# Instruction
Count the lines in the data that contain the word "plus", and give only that number.

# Data excerpts
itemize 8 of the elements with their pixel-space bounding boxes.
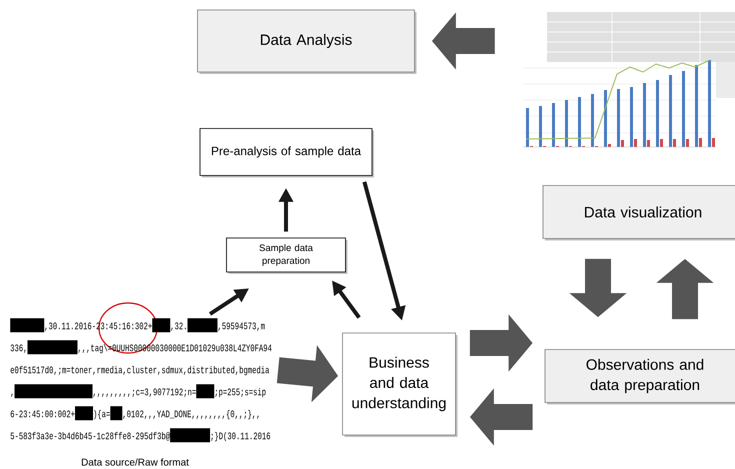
process-box: Business and data understanding (342, 332, 458, 437)
process-box: Sample data preparation (226, 238, 348, 274)
process-box: Pre-analysis of sample data (200, 128, 374, 178)
source-caption: Data source/Raw format (82, 458, 189, 466)
process-box: Observations and data preparation (544, 349, 735, 404)
process-box: Data visualization (542, 185, 735, 240)
process-box: Data Analysis (197, 10, 416, 74)
chart-screenshot-drawing (522, 12, 735, 148)
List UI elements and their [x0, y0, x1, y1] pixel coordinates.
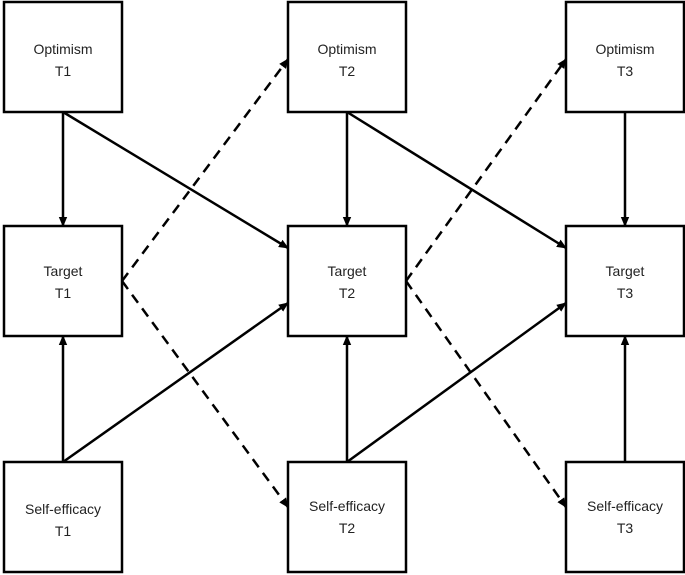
node-optimism-t2: Optimism T2 — [286, 0, 408, 114]
node-selfefficacy-t1-time: T1 — [55, 523, 72, 539]
node-optimism-t1-label: Optimism — [33, 41, 92, 57]
node-target-t3-box — [564, 224, 685, 338]
node-selfefficacy-t3-time: T3 — [617, 520, 634, 536]
node-optimism-t1: Optimism T1 — [2, 0, 124, 114]
arrow-optimism-t1-to-target-t2 — [62, 110, 289, 250]
node-selfefficacy-t3-box — [564, 460, 685, 574]
node-target-t2-box — [286, 224, 408, 338]
node-optimism-t2-box — [286, 0, 408, 114]
node-target-t3: Target T3 — [564, 224, 685, 338]
arrow-target-t1-to-selfefficacy-t2 — [120, 280, 290, 508]
node-target-t1-label: Target — [44, 263, 83, 279]
arrow-selfefficacy-t2-to-target-t3 — [346, 301, 567, 464]
node-target-t3-time: T3 — [617, 285, 634, 301]
arrow-target-t1-to-optimism-t2 — [120, 58, 290, 282]
node-target-t2-time: T2 — [339, 285, 356, 301]
node-target-t1-box — [2, 224, 124, 338]
node-selfefficacy-t2-label: Self-efficacy — [309, 498, 385, 514]
node-optimism-t3-label: Optimism — [595, 41, 654, 57]
node-selfefficacy-t1-box — [2, 460, 124, 574]
node-optimism-t1-time: T1 — [55, 63, 72, 79]
node-optimism-t2-label: Optimism — [317, 41, 376, 57]
node-selfefficacy-t2-time: T2 — [339, 520, 356, 536]
node-target-t1: Target T1 — [2, 224, 124, 338]
arrow-optimism-t2-to-target-t3 — [346, 110, 567, 250]
node-optimism-t3-box — [564, 0, 685, 114]
node-optimism-t2-time: T2 — [339, 63, 356, 79]
edges-layer — [58, 58, 630, 508]
node-optimism-t3-time: T3 — [617, 63, 634, 79]
node-target-t1-time: T1 — [55, 285, 72, 301]
node-target-t2: Target T2 — [286, 224, 408, 338]
node-selfefficacy-t3-label: Self-efficacy — [587, 498, 663, 514]
node-target-t3-label: Target — [606, 263, 645, 279]
node-selfefficacy-t1-label: Self-efficacy — [25, 501, 101, 517]
arrow-selfefficacy-t1-to-target-t2 — [62, 301, 289, 464]
node-selfefficacy-t3: Self-efficacy T3 — [564, 460, 685, 574]
node-optimism-t3: Optimism T3 — [564, 0, 685, 114]
node-selfefficacy-t2-box — [286, 460, 408, 574]
node-selfefficacy-t2: Self-efficacy T2 — [286, 460, 408, 574]
node-target-t2-label: Target — [328, 263, 367, 279]
arrow-target-t2-to-selfefficacy-t3 — [404, 280, 568, 508]
node-optimism-t1-box — [2, 0, 124, 114]
node-selfefficacy-t1: Self-efficacy T1 — [2, 460, 124, 574]
arrow-target-t2-to-optimism-t3 — [404, 58, 568, 282]
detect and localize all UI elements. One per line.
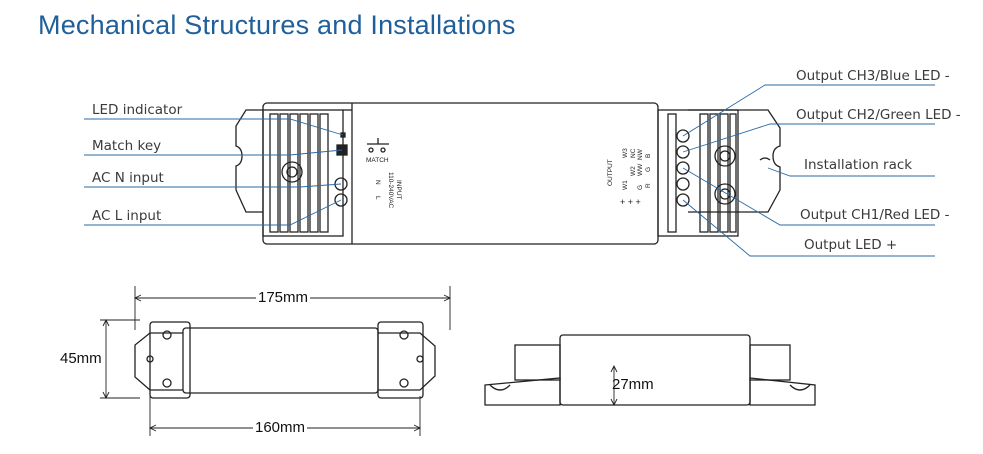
output-label: OUTPUT: [607, 159, 614, 186]
voltage-label: 110-240VAC: [387, 172, 394, 209]
out-nc: NC: [630, 148, 637, 158]
top-device-view: [235, 102, 781, 245]
out-nw: NW: [637, 148, 644, 160]
label-ac-l-input: AC L input: [92, 208, 162, 224]
label-led-indicator: LED indicator: [92, 102, 183, 118]
out-w3: W3: [622, 148, 629, 158]
dim-mount-length: 160mm: [253, 419, 308, 436]
out-b: B: [645, 154, 652, 158]
n-label: N: [374, 180, 381, 185]
out-g1: G: [645, 167, 652, 172]
page-title: Mechanical Structures and Installations: [38, 10, 516, 40]
label-match-key: Match key: [92, 138, 162, 154]
plus-signs: + + +: [620, 197, 641, 207]
dim-thickness: 27mm: [612, 376, 654, 393]
leader-lines: [84, 84, 935, 257]
label-ac-n-input: AC N input: [92, 170, 164, 186]
dim-height: 45mm: [60, 350, 102, 367]
front-device-view: [134, 321, 436, 399]
out-g2: G: [637, 185, 644, 190]
label-output-ch1: Output CH1/Red LED -: [800, 207, 950, 223]
label-installation-rack: Installation rack: [804, 157, 913, 173]
out-r: R: [645, 183, 652, 188]
label-output-led-plus: Output LED +: [804, 237, 898, 253]
match-label: MATCH: [366, 157, 389, 164]
label-output-ch2: Output CH2/Green LED -: [796, 107, 961, 123]
out-w2: W2: [630, 166, 637, 176]
dim-total-length: 175mm: [256, 289, 311, 306]
side-device-view: [484, 334, 816, 406]
thickness-dimension: [610, 364, 618, 407]
out-w1: W1: [622, 180, 629, 190]
label-output-ch3: Output CH3/Blue LED -: [796, 68, 950, 84]
l-label: L: [374, 196, 381, 200]
input-label: INPUT: [395, 180, 402, 200]
out-ww: WW: [637, 163, 644, 176]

# Problem solution
2